__Dataset rows about figures__.

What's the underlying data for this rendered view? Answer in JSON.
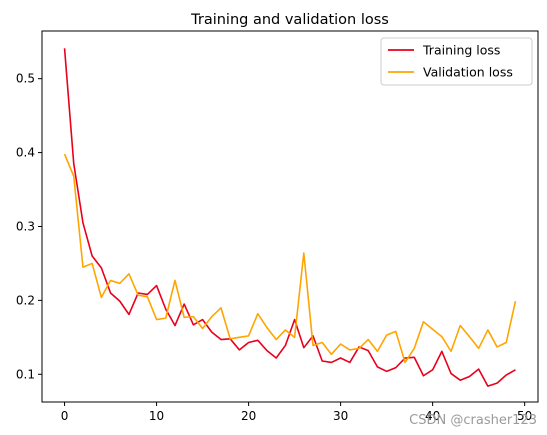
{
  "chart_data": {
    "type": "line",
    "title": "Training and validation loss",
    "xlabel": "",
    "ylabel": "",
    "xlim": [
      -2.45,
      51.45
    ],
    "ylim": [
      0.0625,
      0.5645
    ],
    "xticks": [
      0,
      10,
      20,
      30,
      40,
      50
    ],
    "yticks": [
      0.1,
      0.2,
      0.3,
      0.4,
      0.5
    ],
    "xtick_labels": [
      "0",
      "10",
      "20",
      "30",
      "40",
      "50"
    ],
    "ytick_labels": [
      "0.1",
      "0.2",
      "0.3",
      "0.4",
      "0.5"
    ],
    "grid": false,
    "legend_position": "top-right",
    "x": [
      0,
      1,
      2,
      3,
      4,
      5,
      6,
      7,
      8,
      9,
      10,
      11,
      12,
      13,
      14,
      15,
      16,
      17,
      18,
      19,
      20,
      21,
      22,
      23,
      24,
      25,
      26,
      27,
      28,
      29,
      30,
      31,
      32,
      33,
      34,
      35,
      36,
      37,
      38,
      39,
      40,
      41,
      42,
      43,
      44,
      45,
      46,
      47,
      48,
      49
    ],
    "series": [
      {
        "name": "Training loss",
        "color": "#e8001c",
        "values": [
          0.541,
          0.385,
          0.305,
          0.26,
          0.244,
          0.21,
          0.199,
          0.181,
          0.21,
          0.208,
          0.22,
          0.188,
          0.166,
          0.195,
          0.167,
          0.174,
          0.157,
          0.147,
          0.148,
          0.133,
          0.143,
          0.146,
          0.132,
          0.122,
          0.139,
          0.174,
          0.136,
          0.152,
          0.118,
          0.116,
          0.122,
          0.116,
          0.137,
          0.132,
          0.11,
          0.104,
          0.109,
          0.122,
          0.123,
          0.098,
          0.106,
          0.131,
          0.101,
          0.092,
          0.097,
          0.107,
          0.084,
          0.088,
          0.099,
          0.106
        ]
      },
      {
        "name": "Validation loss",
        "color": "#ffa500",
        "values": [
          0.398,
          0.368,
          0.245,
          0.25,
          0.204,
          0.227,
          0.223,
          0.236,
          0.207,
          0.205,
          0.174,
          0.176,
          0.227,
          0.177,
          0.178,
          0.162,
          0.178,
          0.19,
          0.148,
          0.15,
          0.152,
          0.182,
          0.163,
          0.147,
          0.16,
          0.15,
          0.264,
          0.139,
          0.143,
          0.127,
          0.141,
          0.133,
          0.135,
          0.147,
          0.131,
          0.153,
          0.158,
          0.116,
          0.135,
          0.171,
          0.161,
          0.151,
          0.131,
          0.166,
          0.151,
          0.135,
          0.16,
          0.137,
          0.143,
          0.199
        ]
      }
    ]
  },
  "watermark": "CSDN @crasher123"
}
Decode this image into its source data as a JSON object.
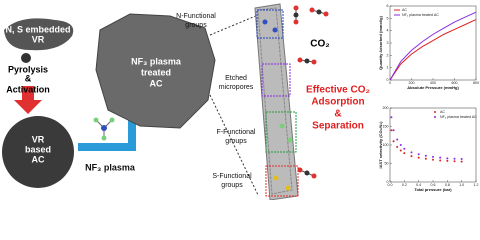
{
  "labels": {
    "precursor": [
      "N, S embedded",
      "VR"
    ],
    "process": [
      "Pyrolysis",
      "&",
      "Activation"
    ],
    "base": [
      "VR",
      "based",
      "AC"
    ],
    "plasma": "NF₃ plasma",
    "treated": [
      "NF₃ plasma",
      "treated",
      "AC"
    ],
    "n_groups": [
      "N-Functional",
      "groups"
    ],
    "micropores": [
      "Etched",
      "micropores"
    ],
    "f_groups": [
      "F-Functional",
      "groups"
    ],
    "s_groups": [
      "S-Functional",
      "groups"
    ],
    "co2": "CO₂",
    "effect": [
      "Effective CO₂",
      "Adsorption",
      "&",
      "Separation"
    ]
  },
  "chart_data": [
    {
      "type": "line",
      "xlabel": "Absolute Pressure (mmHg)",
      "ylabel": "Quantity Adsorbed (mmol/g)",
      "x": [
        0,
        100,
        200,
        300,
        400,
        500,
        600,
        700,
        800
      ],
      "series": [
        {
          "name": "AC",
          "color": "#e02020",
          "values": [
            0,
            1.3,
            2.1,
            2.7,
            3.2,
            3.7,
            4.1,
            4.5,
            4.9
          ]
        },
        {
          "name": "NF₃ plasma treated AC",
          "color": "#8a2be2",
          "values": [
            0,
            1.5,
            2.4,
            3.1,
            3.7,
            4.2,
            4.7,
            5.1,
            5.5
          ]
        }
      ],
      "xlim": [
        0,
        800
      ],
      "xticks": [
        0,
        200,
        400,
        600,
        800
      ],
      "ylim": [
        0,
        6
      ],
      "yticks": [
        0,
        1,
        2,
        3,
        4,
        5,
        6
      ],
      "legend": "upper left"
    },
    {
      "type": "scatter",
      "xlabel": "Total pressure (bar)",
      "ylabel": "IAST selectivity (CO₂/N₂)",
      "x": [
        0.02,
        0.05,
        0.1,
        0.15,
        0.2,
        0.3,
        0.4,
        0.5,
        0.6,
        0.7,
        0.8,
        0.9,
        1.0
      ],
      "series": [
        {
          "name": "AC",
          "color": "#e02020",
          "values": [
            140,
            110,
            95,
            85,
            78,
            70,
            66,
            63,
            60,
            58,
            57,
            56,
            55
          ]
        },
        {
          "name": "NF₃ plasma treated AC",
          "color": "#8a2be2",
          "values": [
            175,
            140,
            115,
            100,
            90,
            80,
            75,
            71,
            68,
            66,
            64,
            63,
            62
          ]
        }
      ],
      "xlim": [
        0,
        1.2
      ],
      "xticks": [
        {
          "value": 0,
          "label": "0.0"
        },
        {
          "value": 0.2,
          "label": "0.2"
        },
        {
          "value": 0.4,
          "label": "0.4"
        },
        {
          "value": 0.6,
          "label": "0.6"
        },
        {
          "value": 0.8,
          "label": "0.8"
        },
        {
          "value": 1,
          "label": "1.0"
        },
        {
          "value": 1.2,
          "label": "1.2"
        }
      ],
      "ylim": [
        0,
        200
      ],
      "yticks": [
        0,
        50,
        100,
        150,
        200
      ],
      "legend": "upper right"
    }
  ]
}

__INSTRUCTIONS FOR THE TASK__. Drop the pictures and reproduce the rest of the entries above exactly.

__SOLUTION FOR THIS TASK__.
What's the underlying data for this rendered view? Answer in JSON.
{
  "chart_data": {
    "type": "line",
    "title": "Training and validation loss",
    "xlabel": "",
    "ylabel": "",
    "xlim": [
      -2.45,
      51.45
    ],
    "ylim": [
      0.0625,
      0.5645
    ],
    "xticks": [
      0,
      10,
      20,
      30,
      40,
      50
    ],
    "yticks": [
      0.1,
      0.2,
      0.3,
      0.4,
      0.5
    ],
    "xtick_labels": [
      "0",
      "10",
      "20",
      "30",
      "40",
      "50"
    ],
    "ytick_labels": [
      "0.1",
      "0.2",
      "0.3",
      "0.4",
      "0.5"
    ],
    "grid": false,
    "legend_position": "top-right",
    "x": [
      0,
      1,
      2,
      3,
      4,
      5,
      6,
      7,
      8,
      9,
      10,
      11,
      12,
      13,
      14,
      15,
      16,
      17,
      18,
      19,
      20,
      21,
      22,
      23,
      24,
      25,
      26,
      27,
      28,
      29,
      30,
      31,
      32,
      33,
      34,
      35,
      36,
      37,
      38,
      39,
      40,
      41,
      42,
      43,
      44,
      45,
      46,
      47,
      48,
      49
    ],
    "series": [
      {
        "name": "Training loss",
        "color": "#e8001c",
        "values": [
          0.541,
          0.385,
          0.305,
          0.26,
          0.244,
          0.21,
          0.199,
          0.181,
          0.21,
          0.208,
          0.22,
          0.188,
          0.166,
          0.195,
          0.167,
          0.174,
          0.157,
          0.147,
          0.148,
          0.133,
          0.143,
          0.146,
          0.132,
          0.122,
          0.139,
          0.174,
          0.136,
          0.152,
          0.118,
          0.116,
          0.122,
          0.116,
          0.137,
          0.132,
          0.11,
          0.104,
          0.109,
          0.122,
          0.123,
          0.098,
          0.106,
          0.131,
          0.101,
          0.092,
          0.097,
          0.107,
          0.084,
          0.088,
          0.099,
          0.106
        ]
      },
      {
        "name": "Validation loss",
        "color": "#ffa500",
        "values": [
          0.398,
          0.368,
          0.245,
          0.25,
          0.204,
          0.227,
          0.223,
          0.236,
          0.207,
          0.205,
          0.174,
          0.176,
          0.227,
          0.177,
          0.178,
          0.162,
          0.178,
          0.19,
          0.148,
          0.15,
          0.152,
          0.182,
          0.163,
          0.147,
          0.16,
          0.15,
          0.264,
          0.139,
          0.143,
          0.127,
          0.141,
          0.133,
          0.135,
          0.147,
          0.131,
          0.153,
          0.158,
          0.116,
          0.135,
          0.171,
          0.161,
          0.151,
          0.131,
          0.166,
          0.151,
          0.135,
          0.16,
          0.137,
          0.143,
          0.199
        ]
      }
    ]
  },
  "watermark": "CSDN @crasher123"
}
Decode this image into its source data as a JSON object.
{
  "labels": {
    "precursor": [
      "N, S embedded",
      "VR"
    ],
    "process": [
      "Pyrolysis",
      "&",
      "Activation"
    ],
    "base": [
      "VR",
      "based",
      "AC"
    ],
    "plasma": "NF₃ plasma",
    "treated": [
      "NF₃ plasma",
      "treated",
      "AC"
    ],
    "n_groups": [
      "N-Functional",
      "groups"
    ],
    "micropores": [
      "Etched",
      "micropores"
    ],
    "f_groups": [
      "F-Functional",
      "groups"
    ],
    "s_groups": [
      "S-Functional",
      "groups"
    ],
    "co2": "CO₂",
    "effect": [
      "Effective CO₂",
      "Adsorption",
      "&",
      "Separation"
    ]
  },
  "chart_data": [
    {
      "type": "line",
      "xlabel": "Absolute Pressure (mmHg)",
      "ylabel": "Quantity Adsorbed (mmol/g)",
      "x": [
        0,
        100,
        200,
        300,
        400,
        500,
        600,
        700,
        800
      ],
      "series": [
        {
          "name": "AC",
          "color": "#e02020",
          "values": [
            0,
            1.3,
            2.1,
            2.7,
            3.2,
            3.7,
            4.1,
            4.5,
            4.9
          ]
        },
        {
          "name": "NF₃ plasma treated AC",
          "color": "#8a2be2",
          "values": [
            0,
            1.5,
            2.4,
            3.1,
            3.7,
            4.2,
            4.7,
            5.1,
            5.5
          ]
        }
      ],
      "xlim": [
        0,
        800
      ],
      "xticks": [
        0,
        200,
        400,
        600,
        800
      ],
      "ylim": [
        0,
        6
      ],
      "yticks": [
        0,
        1,
        2,
        3,
        4,
        5,
        6
      ],
      "legend": "upper left"
    },
    {
      "type": "scatter",
      "xlabel": "Total pressure (bar)",
      "ylabel": "IAST selectivity (CO₂/N₂)",
      "x": [
        0.02,
        0.05,
        0.1,
        0.15,
        0.2,
        0.3,
        0.4,
        0.5,
        0.6,
        0.7,
        0.8,
        0.9,
        1.0
      ],
      "series": [
        {
          "name": "AC",
          "color": "#e02020",
          "values": [
            140,
            110,
            95,
            85,
            78,
            70,
            66,
            63,
            60,
            58,
            57,
            56,
            55
          ]
        },
        {
          "name": "NF₃ plasma treated AC",
          "color": "#8a2be2",
          "values": [
            175,
            140,
            115,
            100,
            90,
            80,
            75,
            71,
            68,
            66,
            64,
            63,
            62
          ]
        }
      ],
      "xlim": [
        0,
        1.2
      ],
      "xticks": [
        {
          "value": 0,
          "label": "0.0"
        },
        {
          "value": 0.2,
          "label": "0.2"
        },
        {
          "value": 0.4,
          "label": "0.4"
        },
        {
          "value": 0.6,
          "label": "0.6"
        },
        {
          "value": 0.8,
          "label": "0.8"
        },
        {
          "value": 1,
          "label": "1.0"
        },
        {
          "value": 1.2,
          "label": "1.2"
        }
      ],
      "ylim": [
        0,
        200
      ],
      "yticks": [
        0,
        50,
        100,
        150,
        200
      ],
      "legend": "upper right"
    }
  ]
}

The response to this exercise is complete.